▶ WHAT NEEDS TO BE DONE
Copy the data precisely, keeping every character.

▶ DATASET EXTRACT
========================================================================

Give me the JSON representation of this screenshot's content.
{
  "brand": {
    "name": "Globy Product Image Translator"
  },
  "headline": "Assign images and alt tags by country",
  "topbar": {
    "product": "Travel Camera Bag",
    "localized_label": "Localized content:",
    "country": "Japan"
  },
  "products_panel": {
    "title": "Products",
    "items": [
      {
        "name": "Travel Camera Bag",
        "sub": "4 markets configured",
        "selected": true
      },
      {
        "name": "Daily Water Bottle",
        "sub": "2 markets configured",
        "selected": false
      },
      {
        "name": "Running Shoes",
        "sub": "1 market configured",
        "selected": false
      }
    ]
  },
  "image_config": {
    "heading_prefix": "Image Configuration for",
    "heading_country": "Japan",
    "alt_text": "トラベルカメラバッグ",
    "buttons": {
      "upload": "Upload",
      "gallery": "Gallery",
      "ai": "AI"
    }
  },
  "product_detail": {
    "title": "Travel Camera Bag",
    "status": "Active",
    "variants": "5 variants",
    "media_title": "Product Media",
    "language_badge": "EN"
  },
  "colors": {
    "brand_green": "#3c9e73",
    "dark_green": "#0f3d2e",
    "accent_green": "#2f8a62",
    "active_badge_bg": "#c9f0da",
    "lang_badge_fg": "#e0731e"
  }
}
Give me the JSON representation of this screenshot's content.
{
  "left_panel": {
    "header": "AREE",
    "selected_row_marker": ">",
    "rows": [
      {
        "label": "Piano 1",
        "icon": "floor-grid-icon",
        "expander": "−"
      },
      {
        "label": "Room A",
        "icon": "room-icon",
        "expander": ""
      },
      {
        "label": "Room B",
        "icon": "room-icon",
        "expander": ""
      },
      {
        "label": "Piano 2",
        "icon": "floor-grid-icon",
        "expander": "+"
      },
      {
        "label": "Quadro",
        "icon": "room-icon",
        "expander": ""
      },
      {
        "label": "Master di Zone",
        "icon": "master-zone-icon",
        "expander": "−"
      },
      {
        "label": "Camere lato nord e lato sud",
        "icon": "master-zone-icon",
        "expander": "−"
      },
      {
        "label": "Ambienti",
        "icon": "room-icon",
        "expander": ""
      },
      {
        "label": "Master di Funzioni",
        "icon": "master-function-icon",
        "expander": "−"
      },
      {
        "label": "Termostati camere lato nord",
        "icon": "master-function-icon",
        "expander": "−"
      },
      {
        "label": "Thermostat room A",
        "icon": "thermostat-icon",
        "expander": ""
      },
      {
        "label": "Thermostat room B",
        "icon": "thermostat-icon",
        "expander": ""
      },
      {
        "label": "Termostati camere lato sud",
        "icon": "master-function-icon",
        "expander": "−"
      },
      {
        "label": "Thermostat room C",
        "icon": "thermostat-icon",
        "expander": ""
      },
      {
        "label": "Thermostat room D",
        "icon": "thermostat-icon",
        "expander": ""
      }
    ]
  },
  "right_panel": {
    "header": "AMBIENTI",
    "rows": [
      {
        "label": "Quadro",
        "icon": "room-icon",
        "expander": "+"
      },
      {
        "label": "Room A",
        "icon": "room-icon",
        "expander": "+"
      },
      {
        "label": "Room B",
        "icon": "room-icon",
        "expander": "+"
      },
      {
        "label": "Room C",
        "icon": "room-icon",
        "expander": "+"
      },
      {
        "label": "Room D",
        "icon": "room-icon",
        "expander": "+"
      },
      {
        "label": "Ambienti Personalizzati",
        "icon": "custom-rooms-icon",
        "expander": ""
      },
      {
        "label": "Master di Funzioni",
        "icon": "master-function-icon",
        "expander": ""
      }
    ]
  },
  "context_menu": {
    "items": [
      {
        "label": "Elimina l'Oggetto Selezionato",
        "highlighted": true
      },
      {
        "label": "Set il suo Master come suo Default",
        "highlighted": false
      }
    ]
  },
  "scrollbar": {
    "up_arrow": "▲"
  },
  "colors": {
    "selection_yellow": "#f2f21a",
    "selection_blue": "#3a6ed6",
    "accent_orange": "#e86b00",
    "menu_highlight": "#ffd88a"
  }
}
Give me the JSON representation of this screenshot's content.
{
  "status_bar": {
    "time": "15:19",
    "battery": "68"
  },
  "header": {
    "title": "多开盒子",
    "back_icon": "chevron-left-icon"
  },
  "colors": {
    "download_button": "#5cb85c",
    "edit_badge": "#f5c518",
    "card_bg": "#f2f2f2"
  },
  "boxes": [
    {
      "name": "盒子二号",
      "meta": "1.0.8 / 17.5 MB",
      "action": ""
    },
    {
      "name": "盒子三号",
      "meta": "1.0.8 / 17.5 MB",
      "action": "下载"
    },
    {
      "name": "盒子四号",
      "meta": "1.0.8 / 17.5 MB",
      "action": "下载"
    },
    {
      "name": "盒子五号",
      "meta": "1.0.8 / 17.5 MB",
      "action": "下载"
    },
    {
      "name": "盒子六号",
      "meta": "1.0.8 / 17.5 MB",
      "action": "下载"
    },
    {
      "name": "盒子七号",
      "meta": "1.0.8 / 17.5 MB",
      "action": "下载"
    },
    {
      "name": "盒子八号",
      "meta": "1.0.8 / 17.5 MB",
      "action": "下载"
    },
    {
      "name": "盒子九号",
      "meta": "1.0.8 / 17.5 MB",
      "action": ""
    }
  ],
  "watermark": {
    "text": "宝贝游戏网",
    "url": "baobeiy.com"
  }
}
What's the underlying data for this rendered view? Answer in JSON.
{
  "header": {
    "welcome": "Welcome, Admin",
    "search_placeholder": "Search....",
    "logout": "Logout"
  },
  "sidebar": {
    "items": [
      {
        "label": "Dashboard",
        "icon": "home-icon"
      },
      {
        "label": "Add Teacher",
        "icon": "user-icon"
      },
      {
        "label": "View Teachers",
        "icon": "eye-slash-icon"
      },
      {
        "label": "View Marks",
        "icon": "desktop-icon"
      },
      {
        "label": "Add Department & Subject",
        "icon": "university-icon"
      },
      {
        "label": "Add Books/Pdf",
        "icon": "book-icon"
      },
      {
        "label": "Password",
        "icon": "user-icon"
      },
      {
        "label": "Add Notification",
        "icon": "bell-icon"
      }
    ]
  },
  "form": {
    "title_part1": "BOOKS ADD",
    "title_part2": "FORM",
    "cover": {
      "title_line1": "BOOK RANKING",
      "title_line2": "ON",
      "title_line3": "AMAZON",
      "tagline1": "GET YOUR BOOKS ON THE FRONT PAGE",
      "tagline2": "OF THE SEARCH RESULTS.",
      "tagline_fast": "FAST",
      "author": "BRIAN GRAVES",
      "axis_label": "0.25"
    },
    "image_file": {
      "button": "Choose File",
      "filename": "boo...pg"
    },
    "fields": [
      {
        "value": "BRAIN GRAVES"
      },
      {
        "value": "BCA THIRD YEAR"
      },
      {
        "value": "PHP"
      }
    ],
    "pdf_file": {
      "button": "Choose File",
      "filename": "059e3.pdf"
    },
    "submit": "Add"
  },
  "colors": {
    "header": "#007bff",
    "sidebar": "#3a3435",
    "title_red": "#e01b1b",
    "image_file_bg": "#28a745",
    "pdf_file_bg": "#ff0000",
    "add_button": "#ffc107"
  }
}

========================================================================

▶ REPLY TO THE EXERCISE
Give me the JSON representation of this screenshot's content.
{
  "brand": {
    "name": "Globy Product Image Translator"
  },
  "headline": "Assign images and alt tags by country",
  "topbar": {
    "product": "Travel Camera Bag",
    "localized_label": "Localized content:",
    "country": "Japan"
  },
  "products_panel": {
    "title": "Products",
    "items": [
      {
        "name": "Travel Camera Bag",
        "sub": "4 markets configured",
        "selected": true
      },
      {
        "name": "Daily Water Bottle",
        "sub": "2 markets configured",
        "selected": false
      },
      {
        "name": "Running Shoes",
        "sub": "1 market configured",
        "selected": false
      }
    ]
  },
  "image_config": {
    "heading_prefix": "Image Configuration for",
    "heading_country": "Japan",
    "alt_text": "トラベルカメラバッグ",
    "buttons": {
      "upload": "Upload",
      "gallery": "Gallery",
      "ai": "AI"
    }
  },
  "product_detail": {
    "title": "Travel Camera Bag",
    "status": "Active",
    "variants": "5 variants",
    "media_title": "Product Media",
    "language_badge": "EN"
  },
  "colors": {
    "brand_green": "#3c9e73",
    "dark_green": "#0f3d2e",
    "accent_green": "#2f8a62",
    "active_badge_bg": "#c9f0da",
    "lang_badge_fg": "#e0731e"
  }
}
Give me the JSON representation of this screenshot's content.
{
  "left_panel": {
    "header": "AREE",
    "selected_row_marker": ">",
    "rows": [
      {
        "label": "Piano 1",
        "icon": "floor-grid-icon",
        "expander": "−"
      },
      {
        "label": "Room A",
        "icon": "room-icon",
        "expander": ""
      },
      {
        "label": "Room B",
        "icon": "room-icon",
        "expander": ""
      },
      {
        "label": "Piano 2",
        "icon": "floor-grid-icon",
        "expander": "+"
      },
      {
        "label": "Quadro",
        "icon": "room-icon",
        "expander": ""
      },
      {
        "label": "Master di Zone",
        "icon": "master-zone-icon",
        "expander": "−"
      },
      {
        "label": "Camere lato nord e lato sud",
        "icon": "master-zone-icon",
        "expander": "−"
      },
      {
        "label": "Ambienti",
        "icon": "room-icon",
        "expander": ""
      },
      {
        "label": "Master di Funzioni",
        "icon": "master-function-icon",
        "expander": "−"
      },
      {
        "label": "Termostati camere lato nord",
        "icon": "master-function-icon",
        "expander": "−"
      },
      {
        "label": "Thermostat room A",
        "icon": "thermostat-icon",
        "expander": ""
      },
      {
        "label": "Thermostat room B",
        "icon": "thermostat-icon",
        "expander": ""
      },
      {
        "label": "Termostati camere lato sud",
        "icon": "master-function-icon",
        "expander": "−"
      },
      {
        "label": "Thermostat room C",
        "icon": "thermostat-icon",
        "expander": ""
      },
      {
        "label": "Thermostat room D",
        "icon": "thermostat-icon",
        "expander": ""
      }
    ]
  },
  "right_panel": {
    "header": "AMBIENTI",
    "rows": [
      {
        "label": "Quadro",
        "icon": "room-icon",
        "expander": "+"
      },
      {
        "label": "Room A",
        "icon": "room-icon",
        "expander": "+"
      },
      {
        "label": "Room B",
        "icon": "room-icon",
        "expander": "+"
      },
      {
        "label": "Room C",
        "icon": "room-icon",
        "expander": "+"
      },
      {
        "label": "Room D",
        "icon": "room-icon",
        "expander": "+"
      },
      {
        "label": "Ambienti Personalizzati",
        "icon": "custom-rooms-icon",
        "expander": ""
      },
      {
        "label": "Master di Funzioni",
        "icon": "master-function-icon",
        "expander": ""
      }
    ]
  },
  "context_menu": {
    "items": [
      {
        "label": "Elimina l'Oggetto Selezionato",
        "highlighted": true
      },
      {
        "label": "Set il suo Master come suo Default",
        "highlighted": false
      }
    ]
  },
  "scrollbar": {
    "up_arrow": "▲"
  },
  "colors": {
    "selection_yellow": "#f2f21a",
    "selection_blue": "#3a6ed6",
    "accent_orange": "#e86b00",
    "menu_highlight": "#ffd88a"
  }
}
Give me the JSON representation of this screenshot's content.
{
  "status_bar": {
    "time": "15:19",
    "battery": "68"
  },
  "header": {
    "title": "多开盒子",
    "back_icon": "chevron-left-icon"
  },
  "colors": {
    "download_button": "#5cb85c",
    "edit_badge": "#f5c518",
    "card_bg": "#f2f2f2"
  },
  "boxes": [
    {
      "name": "盒子二号",
      "meta": "1.0.8 / 17.5 MB",
      "action": ""
    },
    {
      "name": "盒子三号",
      "meta": "1.0.8 / 17.5 MB",
      "action": "下载"
    },
    {
      "name": "盒子四号",
      "meta": "1.0.8 / 17.5 MB",
      "action": "下载"
    },
    {
      "name": "盒子五号",
      "meta": "1.0.8 / 17.5 MB",
      "action": "下载"
    },
    {
      "name": "盒子六号",
      "meta": "1.0.8 / 17.5 MB",
      "action": "下载"
    },
    {
      "name": "盒子七号",
      "meta": "1.0.8 / 17.5 MB",
      "action": "下载"
    },
    {
      "name": "盒子八号",
      "meta": "1.0.8 / 17.5 MB",
      "action": "下载"
    },
    {
      "name": "盒子九号",
      "meta": "1.0.8 / 17.5 MB",
      "action": ""
    }
  ],
  "watermark": {
    "text": "宝贝游戏网",
    "url": "baobeiy.com"
  }
}
What's the underlying data for this rendered view? Answer in JSON.
{
  "header": {
    "welcome": "Welcome, Admin",
    "search_placeholder": "Search....",
    "logout": "Logout"
  },
  "sidebar": {
    "items": [
      {
        "label": "Dashboard",
        "icon": "home-icon"
      },
      {
        "label": "Add Teacher",
        "icon": "user-icon"
      },
      {
        "label": "View Teachers",
        "icon": "eye-slash-icon"
      },
      {
        "label": "View Marks",
        "icon": "desktop-icon"
      },
      {
        "label": "Add Department & Subject",
        "icon": "university-icon"
      },
      {
        "label": "Add Books/Pdf",
        "icon": "book-icon"
      },
      {
        "label": "Password",
        "icon": "user-icon"
      },
      {
        "label": "Add Notification",
        "icon": "bell-icon"
      }
    ]
  },
  "form": {
    "title_part1": "BOOKS ADD",
    "title_part2": "FORM",
    "cover": {
      "title_line1": "BOOK RANKING",
      "title_line2": "ON",
      "title_line3": "AMAZON",
      "tagline1": "GET YOUR BOOKS ON THE FRONT PAGE",
      "tagline2": "OF THE SEARCH RESULTS.",
      "tagline_fast": "FAST",
      "author": "BRIAN GRAVES",
      "axis_label": "0.25"
    },
    "image_file": {
      "button": "Choose File",
      "filename": "boo...pg"
    },
    "fields": [
      {
        "value": "BRAIN GRAVES"
      },
      {
        "value": "BCA THIRD YEAR"
      },
      {
        "value": "PHP"
      }
    ],
    "pdf_file": {
      "button": "Choose File",
      "filename": "059e3.pdf"
    },
    "submit": "Add"
  },
  "colors": {
    "header": "#007bff",
    "sidebar": "#3a3435",
    "title_red": "#e01b1b",
    "image_file_bg": "#28a745",
    "pdf_file_bg": "#ff0000",
    "add_button": "#ffc107"
  }
}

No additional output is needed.